* **Dataset excerpts**:
□ □ □
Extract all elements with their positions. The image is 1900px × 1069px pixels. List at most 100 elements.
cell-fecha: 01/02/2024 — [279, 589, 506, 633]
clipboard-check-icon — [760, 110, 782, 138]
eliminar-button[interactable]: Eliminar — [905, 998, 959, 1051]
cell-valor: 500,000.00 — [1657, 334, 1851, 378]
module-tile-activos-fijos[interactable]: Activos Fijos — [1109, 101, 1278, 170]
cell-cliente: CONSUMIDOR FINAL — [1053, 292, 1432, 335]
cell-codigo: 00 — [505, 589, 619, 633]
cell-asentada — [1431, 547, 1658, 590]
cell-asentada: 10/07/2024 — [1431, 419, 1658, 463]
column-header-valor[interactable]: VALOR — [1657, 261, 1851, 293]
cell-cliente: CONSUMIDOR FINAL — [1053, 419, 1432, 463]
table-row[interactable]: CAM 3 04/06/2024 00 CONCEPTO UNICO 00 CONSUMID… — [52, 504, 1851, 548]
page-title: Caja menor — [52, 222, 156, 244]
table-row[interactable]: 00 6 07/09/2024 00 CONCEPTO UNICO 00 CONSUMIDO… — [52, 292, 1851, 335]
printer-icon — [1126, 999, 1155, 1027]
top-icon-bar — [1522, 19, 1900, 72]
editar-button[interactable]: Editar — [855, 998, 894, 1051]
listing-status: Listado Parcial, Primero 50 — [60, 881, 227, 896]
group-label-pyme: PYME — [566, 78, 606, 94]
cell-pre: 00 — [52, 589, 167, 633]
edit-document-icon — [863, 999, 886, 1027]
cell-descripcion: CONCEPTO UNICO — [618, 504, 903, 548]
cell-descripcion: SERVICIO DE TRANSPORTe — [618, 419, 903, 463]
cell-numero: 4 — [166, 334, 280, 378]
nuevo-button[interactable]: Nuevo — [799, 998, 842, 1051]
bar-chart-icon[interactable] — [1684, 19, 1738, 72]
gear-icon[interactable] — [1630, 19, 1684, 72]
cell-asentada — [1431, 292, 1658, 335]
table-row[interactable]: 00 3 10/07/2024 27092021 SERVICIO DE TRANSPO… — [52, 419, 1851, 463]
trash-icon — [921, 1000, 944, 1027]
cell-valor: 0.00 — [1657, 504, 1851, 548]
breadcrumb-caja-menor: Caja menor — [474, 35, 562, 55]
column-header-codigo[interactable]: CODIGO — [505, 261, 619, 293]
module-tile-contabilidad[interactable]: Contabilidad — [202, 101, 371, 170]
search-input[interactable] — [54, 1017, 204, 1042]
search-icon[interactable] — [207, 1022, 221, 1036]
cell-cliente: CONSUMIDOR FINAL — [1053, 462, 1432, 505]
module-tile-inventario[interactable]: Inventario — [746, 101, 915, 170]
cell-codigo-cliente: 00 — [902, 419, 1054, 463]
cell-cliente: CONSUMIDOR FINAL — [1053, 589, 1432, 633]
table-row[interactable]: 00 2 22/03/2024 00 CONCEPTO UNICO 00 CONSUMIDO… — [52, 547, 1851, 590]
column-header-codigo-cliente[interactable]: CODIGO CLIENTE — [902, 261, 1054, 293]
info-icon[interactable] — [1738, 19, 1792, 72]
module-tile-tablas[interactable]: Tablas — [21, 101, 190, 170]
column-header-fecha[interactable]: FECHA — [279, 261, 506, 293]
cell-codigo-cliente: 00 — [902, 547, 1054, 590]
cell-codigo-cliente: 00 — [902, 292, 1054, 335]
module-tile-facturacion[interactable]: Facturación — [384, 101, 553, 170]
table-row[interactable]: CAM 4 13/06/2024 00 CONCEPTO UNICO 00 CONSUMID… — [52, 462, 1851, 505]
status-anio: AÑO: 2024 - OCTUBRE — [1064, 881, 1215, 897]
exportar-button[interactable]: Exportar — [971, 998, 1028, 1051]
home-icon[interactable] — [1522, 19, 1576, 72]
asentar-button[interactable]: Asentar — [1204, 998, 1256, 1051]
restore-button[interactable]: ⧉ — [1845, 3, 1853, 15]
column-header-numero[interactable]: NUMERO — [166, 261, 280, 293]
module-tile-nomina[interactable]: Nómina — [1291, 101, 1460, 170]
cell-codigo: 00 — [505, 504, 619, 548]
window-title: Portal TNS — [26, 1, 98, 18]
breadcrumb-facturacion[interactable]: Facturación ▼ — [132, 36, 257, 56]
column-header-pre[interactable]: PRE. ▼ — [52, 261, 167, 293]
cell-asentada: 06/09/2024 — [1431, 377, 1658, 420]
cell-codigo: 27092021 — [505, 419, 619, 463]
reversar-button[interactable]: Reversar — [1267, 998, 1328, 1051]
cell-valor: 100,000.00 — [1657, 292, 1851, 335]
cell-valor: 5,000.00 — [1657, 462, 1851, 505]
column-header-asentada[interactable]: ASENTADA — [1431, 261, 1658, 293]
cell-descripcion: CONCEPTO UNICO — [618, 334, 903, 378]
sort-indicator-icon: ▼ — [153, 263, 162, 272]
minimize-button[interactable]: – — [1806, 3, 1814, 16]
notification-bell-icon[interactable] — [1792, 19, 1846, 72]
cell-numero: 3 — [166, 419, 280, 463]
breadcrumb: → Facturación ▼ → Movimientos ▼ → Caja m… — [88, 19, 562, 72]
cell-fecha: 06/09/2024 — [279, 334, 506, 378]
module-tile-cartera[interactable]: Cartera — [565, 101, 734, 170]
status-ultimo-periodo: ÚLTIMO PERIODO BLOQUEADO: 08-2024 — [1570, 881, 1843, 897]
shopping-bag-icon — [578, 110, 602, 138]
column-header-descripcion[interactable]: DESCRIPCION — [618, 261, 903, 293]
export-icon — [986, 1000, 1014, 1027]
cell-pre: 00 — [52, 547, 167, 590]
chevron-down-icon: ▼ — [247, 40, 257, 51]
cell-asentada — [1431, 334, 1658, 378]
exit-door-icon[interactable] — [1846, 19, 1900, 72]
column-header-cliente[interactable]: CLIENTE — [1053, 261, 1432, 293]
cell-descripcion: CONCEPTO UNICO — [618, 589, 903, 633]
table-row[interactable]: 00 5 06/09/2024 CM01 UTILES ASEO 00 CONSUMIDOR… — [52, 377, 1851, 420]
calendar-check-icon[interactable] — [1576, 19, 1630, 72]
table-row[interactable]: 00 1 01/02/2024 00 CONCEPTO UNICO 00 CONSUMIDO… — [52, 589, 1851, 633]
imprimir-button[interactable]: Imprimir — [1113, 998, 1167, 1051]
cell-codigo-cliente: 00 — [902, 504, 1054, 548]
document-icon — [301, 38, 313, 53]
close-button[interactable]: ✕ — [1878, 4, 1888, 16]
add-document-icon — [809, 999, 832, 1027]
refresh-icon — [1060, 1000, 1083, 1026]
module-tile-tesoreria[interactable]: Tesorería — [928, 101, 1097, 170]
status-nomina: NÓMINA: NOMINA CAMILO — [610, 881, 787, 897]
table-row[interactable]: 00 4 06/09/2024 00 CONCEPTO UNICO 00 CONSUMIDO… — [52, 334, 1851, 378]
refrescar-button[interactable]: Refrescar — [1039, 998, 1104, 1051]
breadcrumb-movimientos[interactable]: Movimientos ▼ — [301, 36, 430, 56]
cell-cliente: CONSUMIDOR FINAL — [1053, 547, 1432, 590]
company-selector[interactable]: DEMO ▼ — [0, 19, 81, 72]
□ □ □
Rewrite every line of the records above, changing "CONSUMIDOR FINAL" to "CLIENTE GENERAL" wherever it occurs and leaving the rest as it is.

* **Answer to the exercise**:
Extract all elements with their positions. The image is 1900px × 1069px pixels. List at most 100 elements.
cell-fecha: 01/02/2024 — [279, 589, 506, 633]
clipboard-check-icon — [760, 110, 782, 138]
eliminar-button[interactable]: Eliminar — [905, 998, 959, 1051]
cell-valor: 500,000.00 — [1657, 334, 1851, 378]
module-tile-activos-fijos[interactable]: Activos Fijos — [1109, 101, 1278, 170]
cell-cliente: CLIENTE GENERAL — [1053, 292, 1432, 335]
cell-codigo: 00 — [505, 589, 619, 633]
cell-asentada — [1431, 547, 1658, 590]
cell-asentada: 10/07/2024 — [1431, 419, 1658, 463]
column-header-valor[interactable]: VALOR — [1657, 261, 1851, 293]
cell-cliente: CLIENTE GENERAL — [1053, 419, 1432, 463]
table-row[interactable]: CAM 3 04/06/2024 00 CONCEPTO UNICO 00 CONSUMID… — [52, 504, 1851, 548]
page-title: Caja menor — [52, 222, 156, 244]
table-row[interactable]: 00 6 07/09/2024 00 CONCEPTO UNICO 00 CONSUMIDO… — [52, 292, 1851, 335]
printer-icon — [1126, 999, 1155, 1027]
top-icon-bar — [1522, 19, 1900, 72]
editar-button[interactable]: Editar — [855, 998, 894, 1051]
listing-status: Listado Parcial, Primero 50 — [60, 881, 227, 896]
group-label-pyme: PYME — [566, 78, 606, 94]
cell-pre: 00 — [52, 589, 167, 633]
edit-document-icon — [863, 999, 886, 1027]
cell-descripcion: CONCEPTO UNICO — [618, 504, 903, 548]
cell-descripcion: SERVICIO DE TRANSPORTe — [618, 419, 903, 463]
cell-numero: 4 — [166, 334, 280, 378]
nuevo-button[interactable]: Nuevo — [799, 998, 842, 1051]
bar-chart-icon[interactable] — [1684, 19, 1738, 72]
gear-icon[interactable] — [1630, 19, 1684, 72]
cell-asentada — [1431, 292, 1658, 335]
table-row[interactable]: 00 3 10/07/2024 27092021 SERVICIO DE TRANSPO… — [52, 419, 1851, 463]
trash-icon — [921, 1000, 944, 1027]
cell-valor: 0.00 — [1657, 504, 1851, 548]
breadcrumb-caja-menor: Caja menor — [474, 35, 562, 55]
column-header-codigo[interactable]: CODIGO — [505, 261, 619, 293]
module-tile-contabilidad[interactable]: Contabilidad — [202, 101, 371, 170]
search-input[interactable] — [54, 1017, 204, 1042]
search-icon[interactable] — [207, 1022, 221, 1036]
cell-cliente: CLIENTE GENERAL — [1053, 462, 1432, 505]
module-tile-inventario[interactable]: Inventario — [746, 101, 915, 170]
cell-codigo-cliente: 00 — [902, 419, 1054, 463]
cell-cliente: CLIENTE GENERAL — [1053, 589, 1432, 633]
table-row[interactable]: 00 2 22/03/2024 00 CONCEPTO UNICO 00 CONSUMIDO… — [52, 547, 1851, 590]
column-header-codigo-cliente[interactable]: CODIGO CLIENTE — [902, 261, 1054, 293]
info-icon[interactable] — [1738, 19, 1792, 72]
module-tile-tablas[interactable]: Tablas — [21, 101, 190, 170]
column-header-fecha[interactable]: FECHA — [279, 261, 506, 293]
cell-codigo-cliente: 00 — [902, 547, 1054, 590]
cell-codigo-cliente: 00 — [902, 292, 1054, 335]
module-tile-facturacion[interactable]: Facturación — [384, 101, 553, 170]
table-row[interactable]: CAM 4 13/06/2024 00 CONCEPTO UNICO 00 CONSUMID… — [52, 462, 1851, 505]
status-anio: AÑO: 2024 - OCTUBRE — [1064, 881, 1215, 897]
exportar-button[interactable]: Exportar — [971, 998, 1028, 1051]
home-icon[interactable] — [1522, 19, 1576, 72]
asentar-button[interactable]: Asentar — [1204, 998, 1256, 1051]
restore-button[interactable]: ⧉ — [1845, 3, 1853, 15]
column-header-numero[interactable]: NUMERO — [166, 261, 280, 293]
module-tile-nomina[interactable]: Nómina — [1291, 101, 1460, 170]
cell-codigo: 00 — [505, 504, 619, 548]
window-title: Portal TNS — [26, 1, 98, 18]
breadcrumb-facturacion[interactable]: Facturación ▼ — [132, 36, 257, 56]
column-header-pre[interactable]: PRE. ▼ — [52, 261, 167, 293]
cell-asentada: 06/09/2024 — [1431, 377, 1658, 420]
cell-codigo: 27092021 — [505, 419, 619, 463]
reversar-button[interactable]: Reversar — [1267, 998, 1328, 1051]
cell-valor: 100,000.00 — [1657, 292, 1851, 335]
cell-valor: 5,000.00 — [1657, 462, 1851, 505]
column-header-asentada[interactable]: ASENTADA — [1431, 261, 1658, 293]
cell-descripcion: CONCEPTO UNICO — [618, 334, 903, 378]
sort-indicator-icon: ▼ — [153, 263, 162, 272]
minimize-button[interactable]: – — [1806, 3, 1814, 16]
notification-bell-icon[interactable] — [1792, 19, 1846, 72]
cell-numero: 3 — [166, 419, 280, 463]
breadcrumb: → Facturación ▼ → Movimientos ▼ → Caja m… — [88, 19, 562, 72]
cell-fecha: 06/09/2024 — [279, 334, 506, 378]
module-tile-cartera[interactable]: Cartera — [565, 101, 734, 170]
status-ultimo-periodo: ÚLTIMO PERIODO BLOQUEADO: 08-2024 — [1570, 881, 1843, 897]
shopping-bag-icon — [578, 110, 602, 138]
column-header-descripcion[interactable]: DESCRIPCION — [618, 261, 903, 293]
export-icon — [986, 1000, 1014, 1027]
cell-pre: 00 — [52, 547, 167, 590]
chevron-down-icon: ▼ — [247, 40, 257, 51]
cell-asentada — [1431, 334, 1658, 378]
exit-door-icon[interactable] — [1846, 19, 1900, 72]
column-header-cliente[interactable]: CLIENTE — [1053, 261, 1432, 293]
cell-descripcion: CONCEPTO UNICO — [618, 589, 903, 633]
table-row[interactable]: 00 5 06/09/2024 CM01 UTILES ASEO 00 CONSUMIDOR… — [52, 377, 1851, 420]
calendar-check-icon[interactable] — [1576, 19, 1630, 72]
table-row[interactable]: 00 1 01/02/2024 00 CONCEPTO UNICO 00 CONSUMIDO… — [52, 589, 1851, 633]
imprimir-button[interactable]: Imprimir — [1113, 998, 1167, 1051]
cell-codigo-cliente: 00 — [902, 504, 1054, 548]
document-icon — [301, 38, 313, 53]
close-button[interactable]: ✕ — [1878, 4, 1888, 16]
add-document-icon — [809, 999, 832, 1027]
refresh-icon — [1060, 1000, 1083, 1026]
module-tile-tesoreria[interactable]: Tesorería — [928, 101, 1097, 170]
status-nomina: NÓMINA: NOMINA CAMILO — [610, 881, 787, 897]
table-row[interactable]: 00 4 06/09/2024 00 CONCEPTO UNICO 00 CONSUMIDO… — [52, 334, 1851, 378]
refrescar-button[interactable]: Refrescar — [1039, 998, 1104, 1051]
breadcrumb-movimientos[interactable]: Movimientos ▼ — [301, 36, 430, 56]
cell-cliente: CLIENTE GENERAL — [1053, 547, 1432, 590]
company-selector[interactable]: DEMO ▼ — [0, 19, 81, 72]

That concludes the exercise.